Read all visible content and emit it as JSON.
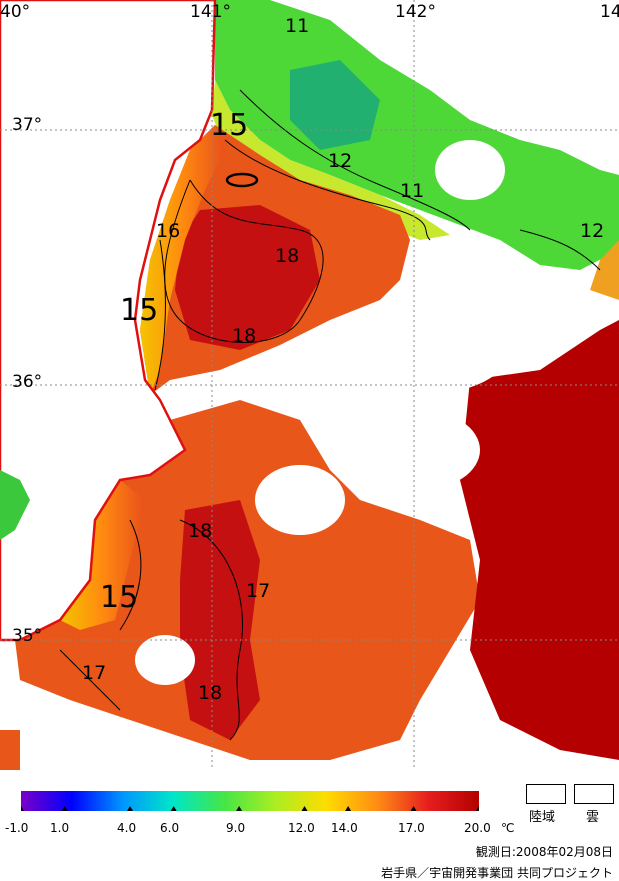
{
  "map": {
    "lon_labels": [
      "40°",
      "141°",
      "142°",
      "14"
    ],
    "lat_labels": [
      "37°",
      "36°",
      "35°"
    ],
    "isotherms": [
      "11",
      "15",
      "12",
      "11",
      "16",
      "18",
      "15",
      "18",
      "12",
      "18",
      "17",
      "15",
      "17",
      "18"
    ]
  },
  "colorbar": {
    "ticks": [
      "-1.0",
      "1.0",
      "4.0",
      "6.0",
      "9.0",
      "12.0",
      "14.0",
      "17.0",
      "20.0"
    ],
    "unit": "℃",
    "colors": [
      "#7a00c8",
      "#0000ff",
      "#0096ff",
      "#00e6c8",
      "#46e646",
      "#aaee22",
      "#ffdc00",
      "#ff8c14",
      "#e61e1e",
      "#b40000"
    ]
  },
  "legend": {
    "land": "陸域",
    "cloud": "雲"
  },
  "observation_date": "観測日:2008年02月08日",
  "credit": "岩手県／宇宙開発事業団 共同プロジェクト"
}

## YOUR GOAL
Transcribe the listing in full. Omit the pictures and keep every line exact.

## SOLUTION
Read all visible content and emit it as JSON.
{
  "map": {
    "lon_labels": [
      "40°",
      "141°",
      "142°",
      "14"
    ],
    "lat_labels": [
      "37°",
      "36°",
      "35°"
    ],
    "isotherms": [
      "11",
      "15",
      "12",
      "11",
      "16",
      "18",
      "15",
      "18",
      "12",
      "18",
      "17",
      "15",
      "17",
      "18"
    ]
  },
  "colorbar": {
    "ticks": [
      "-1.0",
      "1.0",
      "4.0",
      "6.0",
      "9.0",
      "12.0",
      "14.0",
      "17.0",
      "20.0"
    ],
    "unit": "℃",
    "colors": [
      "#7a00c8",
      "#0000ff",
      "#0096ff",
      "#00e6c8",
      "#46e646",
      "#aaee22",
      "#ffdc00",
      "#ff8c14",
      "#e61e1e",
      "#b40000"
    ]
  },
  "legend": {
    "land": "陸域",
    "cloud": "雲"
  },
  "observation_date": "観測日:2008年02月08日",
  "credit": "岩手県／宇宙開発事業団 共同プロジェクト"
}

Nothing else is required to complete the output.